**EXTRAIT CHOISI:**
- - - - - - -

L’engagisme ou Indenture labour ou travail sous contrat d’engagement est le système d’utilisation de la main-d’œuvre qui prend le relais de l’esclavage suite aux abolitions de 1833-34 dans l’espace colonial britannique et de 1848 dans l’espace colonial français.
C’est un phénomène mondial qui a transféré dans une quarantaine de territoires, plus de trois millions de personnes issues essentiellement d’Asie (1,5 million d’Indiens , 500 000 Chinois) et d’Afrique. Un cinquième de ces engagés ont été dirigés vers les îles à sucre des Mascareignes (environ 200 000 à La Réunion et 462 800 à l’île Maurice).
Une des caractéristiques de l’engagisme à La Réunion est la précocité de sa mise en place, à une période où l’esclavage est encore légal. Alors que dans l’espace colonial britannique, Maurice est pilote pour le Great Experiment dès 1834 , au niveau mondial, c’est seulement à La Réunion qu’on expérimente le travail de plus de 3 000 engagés aux côtés des esclaves. Dès avril 1828, suite à la demande des colons, la goélette, La Turquoise débarque quinze engagés « télingas », embarqués à Yanaon. Ce sont les premiers « engagés du sucre » .

- - - - - - -

**DONNÉES:**

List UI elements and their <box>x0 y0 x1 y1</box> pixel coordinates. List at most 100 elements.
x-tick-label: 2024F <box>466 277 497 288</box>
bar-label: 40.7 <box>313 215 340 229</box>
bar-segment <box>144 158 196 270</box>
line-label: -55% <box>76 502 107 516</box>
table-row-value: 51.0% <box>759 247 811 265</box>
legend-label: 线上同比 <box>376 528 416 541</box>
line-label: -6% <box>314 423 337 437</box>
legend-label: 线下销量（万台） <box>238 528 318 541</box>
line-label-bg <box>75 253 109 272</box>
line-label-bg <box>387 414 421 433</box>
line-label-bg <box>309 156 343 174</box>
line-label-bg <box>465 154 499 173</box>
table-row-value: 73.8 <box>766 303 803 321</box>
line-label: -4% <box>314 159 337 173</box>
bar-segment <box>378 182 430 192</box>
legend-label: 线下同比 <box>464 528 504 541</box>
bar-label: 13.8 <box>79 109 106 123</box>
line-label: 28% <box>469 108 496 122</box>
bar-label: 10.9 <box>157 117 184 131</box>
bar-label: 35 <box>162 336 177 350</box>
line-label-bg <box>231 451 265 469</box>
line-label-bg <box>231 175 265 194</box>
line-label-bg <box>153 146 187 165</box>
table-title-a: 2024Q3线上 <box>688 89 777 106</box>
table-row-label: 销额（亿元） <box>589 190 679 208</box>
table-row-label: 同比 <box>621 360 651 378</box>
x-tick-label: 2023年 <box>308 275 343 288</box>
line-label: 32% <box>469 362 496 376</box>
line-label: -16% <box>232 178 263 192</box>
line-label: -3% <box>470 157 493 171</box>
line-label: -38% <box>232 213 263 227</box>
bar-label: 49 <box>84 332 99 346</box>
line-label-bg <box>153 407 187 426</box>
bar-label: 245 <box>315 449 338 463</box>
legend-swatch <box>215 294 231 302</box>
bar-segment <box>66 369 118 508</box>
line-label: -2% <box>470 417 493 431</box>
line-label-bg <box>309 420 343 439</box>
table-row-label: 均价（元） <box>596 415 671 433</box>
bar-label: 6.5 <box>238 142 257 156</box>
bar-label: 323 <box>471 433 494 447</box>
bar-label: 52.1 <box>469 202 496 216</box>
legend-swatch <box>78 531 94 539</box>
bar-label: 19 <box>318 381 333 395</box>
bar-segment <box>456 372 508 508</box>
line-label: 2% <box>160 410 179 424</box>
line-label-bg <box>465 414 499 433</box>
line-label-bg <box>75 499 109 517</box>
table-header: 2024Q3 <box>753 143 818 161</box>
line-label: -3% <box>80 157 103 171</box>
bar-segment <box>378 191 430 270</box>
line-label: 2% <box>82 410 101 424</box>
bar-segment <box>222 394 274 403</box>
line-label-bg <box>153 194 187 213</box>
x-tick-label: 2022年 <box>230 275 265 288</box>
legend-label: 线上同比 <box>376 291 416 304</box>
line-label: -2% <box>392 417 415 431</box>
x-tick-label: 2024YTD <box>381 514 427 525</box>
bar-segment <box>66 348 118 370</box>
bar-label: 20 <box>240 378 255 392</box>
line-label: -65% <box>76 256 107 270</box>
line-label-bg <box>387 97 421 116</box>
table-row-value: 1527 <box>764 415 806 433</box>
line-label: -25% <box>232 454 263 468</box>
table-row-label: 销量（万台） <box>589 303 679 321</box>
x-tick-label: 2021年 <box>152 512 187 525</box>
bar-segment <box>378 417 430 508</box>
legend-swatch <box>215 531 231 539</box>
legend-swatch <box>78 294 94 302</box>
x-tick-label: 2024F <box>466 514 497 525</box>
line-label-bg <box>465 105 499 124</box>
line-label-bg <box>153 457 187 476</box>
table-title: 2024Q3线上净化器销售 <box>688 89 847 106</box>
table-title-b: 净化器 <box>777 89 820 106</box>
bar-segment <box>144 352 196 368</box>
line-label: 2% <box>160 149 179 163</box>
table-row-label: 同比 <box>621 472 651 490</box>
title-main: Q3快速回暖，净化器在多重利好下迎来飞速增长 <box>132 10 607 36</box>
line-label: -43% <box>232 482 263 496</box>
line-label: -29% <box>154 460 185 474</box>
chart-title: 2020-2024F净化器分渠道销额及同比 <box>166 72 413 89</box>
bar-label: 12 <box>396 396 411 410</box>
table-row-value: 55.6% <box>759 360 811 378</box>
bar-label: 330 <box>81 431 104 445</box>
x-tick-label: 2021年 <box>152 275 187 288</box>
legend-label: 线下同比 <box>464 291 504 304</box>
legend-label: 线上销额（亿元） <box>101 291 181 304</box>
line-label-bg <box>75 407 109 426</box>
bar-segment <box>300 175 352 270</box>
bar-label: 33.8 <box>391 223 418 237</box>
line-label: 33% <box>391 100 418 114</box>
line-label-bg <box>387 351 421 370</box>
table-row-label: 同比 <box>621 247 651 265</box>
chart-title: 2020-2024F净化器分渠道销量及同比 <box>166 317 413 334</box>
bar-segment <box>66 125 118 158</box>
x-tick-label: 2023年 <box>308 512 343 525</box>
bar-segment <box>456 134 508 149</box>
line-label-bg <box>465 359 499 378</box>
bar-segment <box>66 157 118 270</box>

- - - - - - -

**TRAVAIL À FAIRE:**
1) Reformulez sous forme de liste le paragraphe de l'extrait sur l'engagisme qui commence par « C’est un phénomène mondial », en conservant ses informations principales.
2) Recopiez fidèlement le passage de l'extrait sur l'engagisme qui commence aux mots « C’est un phénomène » et s'arrête après les mots « à l’île Maurice). ».
Répondez en vous fondant uniquement sur l'extrait sur l'engagisme.

**CORRIGÉS DÉTAILLÉS:**
1)
- L'engagisme est un phénomène mondial.
- Il a transféré plus de trois millions de personnes vers une quarantaine de territoires.
- Ces personnes venaient essentiellement d'Asie (1,5 million d'Indiens, 500 000 Chinois) et d'Afrique.
- Un cinquième des engagés a été dirigé vers les îles à sucre des Mascareignes : environ 200 000 à La Réunion et 462 800 à l'île Maurice.

2)
C’est un phénomène mondial qui a transféré dans une quarantaine de territoires, plus de trois millions de personnes issues essentiellement d’Asie (1,5 million d’Indiens , 500 000 Chinois) et d’Afrique. Un cinquième de ces engagés ont été dirigés vers les îles à sucre des Mascareignes (environ 200 000 à La Réunion et 462 800 à l’île Maurice).